▸ **WORK REQUIRED**
Write the material out again exactly.

##### DATA SHOWN #####

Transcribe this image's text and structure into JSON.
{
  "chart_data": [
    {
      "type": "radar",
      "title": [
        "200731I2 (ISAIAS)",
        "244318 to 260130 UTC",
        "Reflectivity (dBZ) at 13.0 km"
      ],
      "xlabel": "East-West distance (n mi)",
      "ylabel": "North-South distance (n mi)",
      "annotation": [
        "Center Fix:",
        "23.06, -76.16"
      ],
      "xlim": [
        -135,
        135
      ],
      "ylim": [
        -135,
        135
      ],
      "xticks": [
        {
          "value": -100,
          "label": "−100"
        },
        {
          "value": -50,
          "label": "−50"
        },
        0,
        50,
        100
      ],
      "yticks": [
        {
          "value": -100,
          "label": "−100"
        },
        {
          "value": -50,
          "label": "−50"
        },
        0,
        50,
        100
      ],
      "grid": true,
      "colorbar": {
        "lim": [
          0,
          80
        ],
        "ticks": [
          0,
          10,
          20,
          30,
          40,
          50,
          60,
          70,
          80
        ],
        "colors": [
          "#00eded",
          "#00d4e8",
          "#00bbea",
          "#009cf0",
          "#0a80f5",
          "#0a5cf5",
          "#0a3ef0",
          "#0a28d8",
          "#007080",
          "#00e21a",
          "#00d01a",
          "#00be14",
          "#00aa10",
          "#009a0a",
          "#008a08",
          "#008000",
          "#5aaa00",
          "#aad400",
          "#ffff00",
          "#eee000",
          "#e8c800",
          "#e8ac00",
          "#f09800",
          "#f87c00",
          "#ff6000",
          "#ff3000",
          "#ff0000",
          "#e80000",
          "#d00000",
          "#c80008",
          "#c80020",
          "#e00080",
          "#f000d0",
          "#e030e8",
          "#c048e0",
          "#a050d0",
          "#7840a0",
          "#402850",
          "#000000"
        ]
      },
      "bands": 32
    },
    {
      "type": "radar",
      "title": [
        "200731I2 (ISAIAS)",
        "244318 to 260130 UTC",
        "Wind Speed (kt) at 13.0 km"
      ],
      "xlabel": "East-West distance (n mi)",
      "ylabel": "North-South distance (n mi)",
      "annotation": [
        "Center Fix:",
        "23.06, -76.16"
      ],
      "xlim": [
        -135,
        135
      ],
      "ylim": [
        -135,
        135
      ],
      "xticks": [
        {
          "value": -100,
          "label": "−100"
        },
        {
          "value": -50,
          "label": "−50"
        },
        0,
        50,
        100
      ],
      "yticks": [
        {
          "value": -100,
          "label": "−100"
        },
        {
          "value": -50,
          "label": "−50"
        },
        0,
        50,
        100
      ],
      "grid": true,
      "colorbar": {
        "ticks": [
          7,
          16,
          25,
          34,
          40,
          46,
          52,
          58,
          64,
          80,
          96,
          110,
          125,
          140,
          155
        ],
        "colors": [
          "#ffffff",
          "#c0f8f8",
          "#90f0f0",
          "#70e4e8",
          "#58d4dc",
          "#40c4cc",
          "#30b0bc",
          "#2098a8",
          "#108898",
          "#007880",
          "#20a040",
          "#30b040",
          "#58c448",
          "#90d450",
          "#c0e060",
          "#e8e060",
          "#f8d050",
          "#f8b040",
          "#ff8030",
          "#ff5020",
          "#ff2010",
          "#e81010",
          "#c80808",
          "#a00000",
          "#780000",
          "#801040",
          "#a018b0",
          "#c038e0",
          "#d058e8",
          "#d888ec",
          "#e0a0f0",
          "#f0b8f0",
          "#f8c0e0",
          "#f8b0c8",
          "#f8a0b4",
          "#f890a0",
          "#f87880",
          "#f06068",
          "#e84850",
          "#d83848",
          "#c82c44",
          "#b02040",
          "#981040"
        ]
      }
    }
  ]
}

#####

▸ **ANSWER TO THE TASK**
Transcribe this image's text and structure into JSON.
{
  "chart_data": [
    {
      "type": "radar",
      "title": [
        "200731I2 (ISAIAS)",
        "244318 to 260130 UTC",
        "Reflectivity (dBZ) at 13.0 km"
      ],
      "xlabel": "East-West distance (n mi)",
      "ylabel": "North-South distance (n mi)",
      "annotation": [
        "Center Fix:",
        "23.06, -76.16"
      ],
      "xlim": [
        -135,
        135
      ],
      "ylim": [
        -135,
        135
      ],
      "xticks": [
        {
          "value": -100,
          "label": "−100"
        },
        {
          "value": -50,
          "label": "−50"
        },
        0,
        50,
        100
      ],
      "yticks": [
        {
          "value": -100,
          "label": "−100"
        },
        {
          "value": -50,
          "label": "−50"
        },
        0,
        50,
        100
      ],
      "grid": true,
      "colorbar": {
        "lim": [
          0,
          80
        ],
        "ticks": [
          0,
          10,
          20,
          30,
          40,
          50,
          60,
          70,
          80
        ],
        "colors": [
          "#00eded",
          "#00d4e8",
          "#00bbea",
          "#009cf0",
          "#0a80f5",
          "#0a5cf5",
          "#0a3ef0",
          "#0a28d8",
          "#007080",
          "#00e21a",
          "#00d01a",
          "#00be14",
          "#00aa10",
          "#009a0a",
          "#008a08",
          "#008000",
          "#5aaa00",
          "#aad400",
          "#ffff00",
          "#eee000",
          "#e8c800",
          "#e8ac00",
          "#f09800",
          "#f87c00",
          "#ff6000",
          "#ff3000",
          "#ff0000",
          "#e80000",
          "#d00000",
          "#c80008",
          "#c80020",
          "#e00080",
          "#f000d0",
          "#e030e8",
          "#c048e0",
          "#a050d0",
          "#7840a0",
          "#402850",
          "#000000"
        ]
      },
      "bands": 32
    },
    {
      "type": "radar",
      "title": [
        "200731I2 (ISAIAS)",
        "244318 to 260130 UTC",
        "Wind Speed (kt) at 13.0 km"
      ],
      "xlabel": "East-West distance (n mi)",
      "ylabel": "North-South distance (n mi)",
      "annotation": [
        "Center Fix:",
        "23.06, -76.16"
      ],
      "xlim": [
        -135,
        135
      ],
      "ylim": [
        -135,
        135
      ],
      "xticks": [
        {
          "value": -100,
          "label": "−100"
        },
        {
          "value": -50,
          "label": "−50"
        },
        0,
        50,
        100
      ],
      "yticks": [
        {
          "value": -100,
          "label": "−100"
        },
        {
          "value": -50,
          "label": "−50"
        },
        0,
        50,
        100
      ],
      "grid": true,
      "colorbar": {
        "ticks": [
          7,
          16,
          25,
          34,
          40,
          46,
          52,
          58,
          64,
          80,
          96,
          110,
          125,
          140,
          155
        ],
        "colors": [
          "#ffffff",
          "#c0f8f8",
          "#90f0f0",
          "#70e4e8",
          "#58d4dc",
          "#40c4cc",
          "#30b0bc",
          "#2098a8",
          "#108898",
          "#007880",
          "#20a040",
          "#30b040",
          "#58c448",
          "#90d450",
          "#c0e060",
          "#e8e060",
          "#f8d050",
          "#f8b040",
          "#ff8030",
          "#ff5020",
          "#ff2010",
          "#e81010",
          "#c80808",
          "#a00000",
          "#780000",
          "#801040",
          "#a018b0",
          "#c038e0",
          "#d058e8",
          "#d888ec",
          "#e0a0f0",
          "#f0b8f0",
          "#f8c0e0",
          "#f8b0c8",
          "#f8a0b4",
          "#f890a0",
          "#f87880",
          "#f06068",
          "#e84850",
          "#d83848",
          "#c82c44",
          "#b02040",
          "#981040"
        ]
      }
    }
  ]
}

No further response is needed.